Requests:
a: Copy the soundtrack review from the words "A more amusing" through "is quite beautiful.", swapping "soundtrack" for "album".
b: Write what follows the soundtrack review's final sentence, carrying the review forward.

## Start Page

A more amusing moment on the soundtrack comes in the form of “Your Wife is Calling”, with Grohl, Hawkins, Johannes, Smear, and Lee Ving. It’s a punk rocker with a silly lyrical bent, and is reminiscent of early, mid-90s Foos musically. “From Can to Can’t” has a lineup of Grohl, Rick Nielsen, Scott Reeder, and Stone Sour’s Corey Taylor on vocals. Taylor’s emotive delivery and lyrical melancholy goes a long way to guiding this song, which is quite beautiful.

“Centipede”, with Goss, Grohl, Johannes, and Josh Homme on vocals, is a dizzying little acoustic riff that showcases Homme’s eerie delivery quite well. It sounds a bit like an unplugged Queens of the Stone Age. Grohl’s touch comes in when the electric instruments kick in halfway through the song, Homme’s voice a sturdy murmur against the ascending riffage. “A Trick with No Sleeve” is built from the trio of Grohl, Homme, and Johannes, who takes the mic in this drum-heavy and trippy rocker.

Next is “Cut Me Some Slack”, the track that led the Nirvana reunion with Paul McCartney on vocals during the song’s debut at the 12 12 12 Hurricane Sandy benefit concert. The studio version manages to evoke the same energy and presence that its live counterpart did, with indulgent guitar solos and crisp vocals from McCartney. The song builds and builds to quite a satisfactory conclusion.

## End Page
## Start Information supplied

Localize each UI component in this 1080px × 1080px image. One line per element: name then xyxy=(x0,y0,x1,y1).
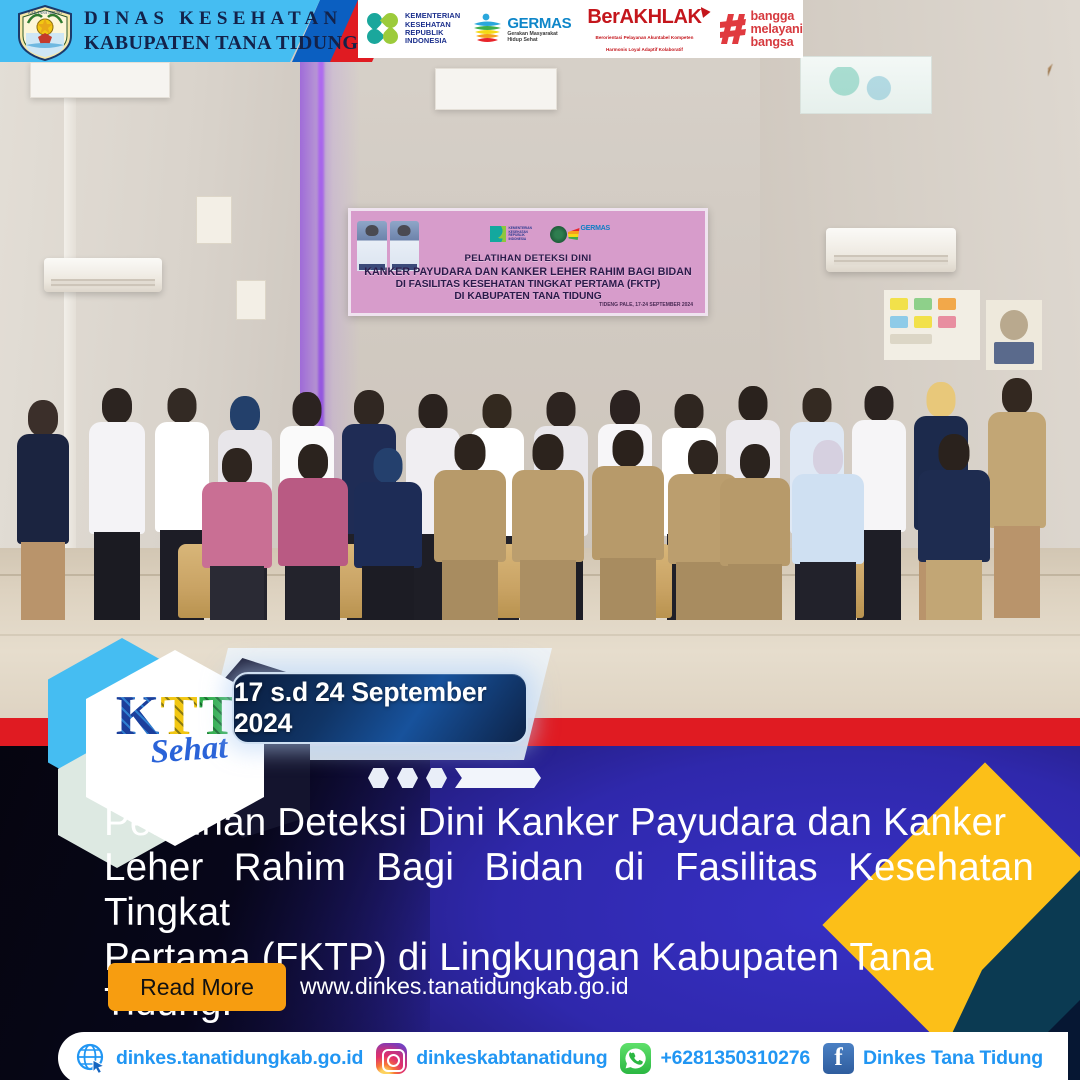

## End Information supplied

Results for the exercise:
a:
A more amusing moment on the album comes in the form of “Your Wife is Calling”, with Grohl, Hawkins, Johannes, Smear, and Lee Ving. It’s a punk rocker with a silly lyrical bent, and is reminiscent of early, mid-90s Foos musically. “From Can to Can’t” has a lineup of Grohl, Rick Nielsen, Scott Reeder, and Stone Sour’s Corey Taylor on vocals. Taylor’s emotive delivery and lyrical melancholy goes a long way to guiding this song, which is quite beautiful.

b:
“If I Were Me”, with Jessy Green, Grohl, Jaffee, and Jim Keltner, Grohl proves his acoustic prowess, taking a rare lead vocals position. If you enjoy the lighter Foo Fighters offerings over the years (like disc two of In Your Honor), you’ll love this one, especially with the light piano touches. This is actually one of the softest Grohl moments in probably his whole career. The last track, “Mantra”, is the daunting combination of Grohl, Homme, and Reznor. The bouncy backdrop of piano and light guitar fits in against Grohl’s subtle delivery, which is only augmented by Trent Reznor’s backing vocals. Reznor and Grohl weave their voices into a delicate tapestry supported by percussive beats and occasional piano trills midway through this one. It has the big layering crescendo typical of Reznor’s work, and is quite impressive. It also features a lengthy Nine Inch Nails-esque bass and effects-heavy breakdown.

With an impressive lineup of some of the best musicians still in the game, there’s virtually nothing to dislike about Sound City: Real to Reel. The influence of all of these extraordinarily talented musicians means that you don’t just hear the exclusive musical leanings of Grohl. From the eerie acoustics of Josh Homme’s work, the sullenness of Corey Taylor’s contribution, and the gradation of Reznor’s tune, you can tell that these were all collaborations between these musicians. Grohl may have been commandeering force behind the film and the soundtrack, but he lets plenty of others take the reins, resulting in a one hour musical tour de force.